_DIRECTIONS_
Give back every line of the records below, word for word, with nothing changed.

_RECORDS FOR THIS EXERCISE_
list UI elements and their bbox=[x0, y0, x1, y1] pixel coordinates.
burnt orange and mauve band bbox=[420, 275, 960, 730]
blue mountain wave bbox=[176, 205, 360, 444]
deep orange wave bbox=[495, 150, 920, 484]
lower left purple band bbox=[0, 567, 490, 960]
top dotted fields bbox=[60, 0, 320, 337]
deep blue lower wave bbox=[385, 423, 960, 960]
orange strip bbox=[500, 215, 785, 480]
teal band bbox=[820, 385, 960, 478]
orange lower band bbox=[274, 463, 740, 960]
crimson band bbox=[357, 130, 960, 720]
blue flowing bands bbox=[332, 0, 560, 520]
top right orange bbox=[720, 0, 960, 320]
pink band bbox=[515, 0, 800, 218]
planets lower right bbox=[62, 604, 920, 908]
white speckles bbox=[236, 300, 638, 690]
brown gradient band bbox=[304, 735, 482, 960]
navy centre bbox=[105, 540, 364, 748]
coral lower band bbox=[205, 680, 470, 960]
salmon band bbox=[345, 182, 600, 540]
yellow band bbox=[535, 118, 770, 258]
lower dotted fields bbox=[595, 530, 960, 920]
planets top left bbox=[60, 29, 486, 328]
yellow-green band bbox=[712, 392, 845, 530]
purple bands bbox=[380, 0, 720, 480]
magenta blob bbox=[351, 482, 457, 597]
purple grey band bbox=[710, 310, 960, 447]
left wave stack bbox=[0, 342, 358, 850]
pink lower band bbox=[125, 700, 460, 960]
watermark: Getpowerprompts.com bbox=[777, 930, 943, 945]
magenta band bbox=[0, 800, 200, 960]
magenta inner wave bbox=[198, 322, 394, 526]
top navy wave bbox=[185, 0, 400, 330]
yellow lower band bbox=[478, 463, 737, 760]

_EXERCISE RESULT_
list UI elements and their bbox=[x0, y0, x1, y1] pixel coordinates.
burnt orange and mauve band bbox=[420, 275, 960, 730]
blue mountain wave bbox=[176, 205, 360, 444]
deep orange wave bbox=[495, 150, 920, 484]
lower left purple band bbox=[0, 567, 490, 960]
top dotted fields bbox=[60, 0, 320, 337]
deep blue lower wave bbox=[385, 423, 960, 960]
orange strip bbox=[500, 215, 785, 480]
teal band bbox=[820, 385, 960, 478]
orange lower band bbox=[274, 463, 740, 960]
crimson band bbox=[357, 130, 960, 720]
blue flowing bands bbox=[332, 0, 560, 520]
top right orange bbox=[720, 0, 960, 320]
pink band bbox=[515, 0, 800, 218]
planets lower right bbox=[62, 604, 920, 908]
white speckles bbox=[236, 300, 638, 690]
brown gradient band bbox=[304, 735, 482, 960]
navy centre bbox=[105, 540, 364, 748]
coral lower band bbox=[205, 680, 470, 960]
salmon band bbox=[345, 182, 600, 540]
yellow band bbox=[535, 118, 770, 258]
lower dotted fields bbox=[595, 530, 960, 920]
planets top left bbox=[60, 29, 486, 328]
yellow-green band bbox=[712, 392, 845, 530]
purple bands bbox=[380, 0, 720, 480]
magenta blob bbox=[351, 482, 457, 597]
purple grey band bbox=[710, 310, 960, 447]
left wave stack bbox=[0, 342, 358, 850]
pink lower band bbox=[125, 700, 460, 960]
watermark: Getpowerprompts.com bbox=[777, 930, 943, 945]
magenta band bbox=[0, 800, 200, 960]
magenta inner wave bbox=[198, 322, 394, 526]
top navy wave bbox=[185, 0, 400, 330]
yellow lower band bbox=[478, 463, 737, 760]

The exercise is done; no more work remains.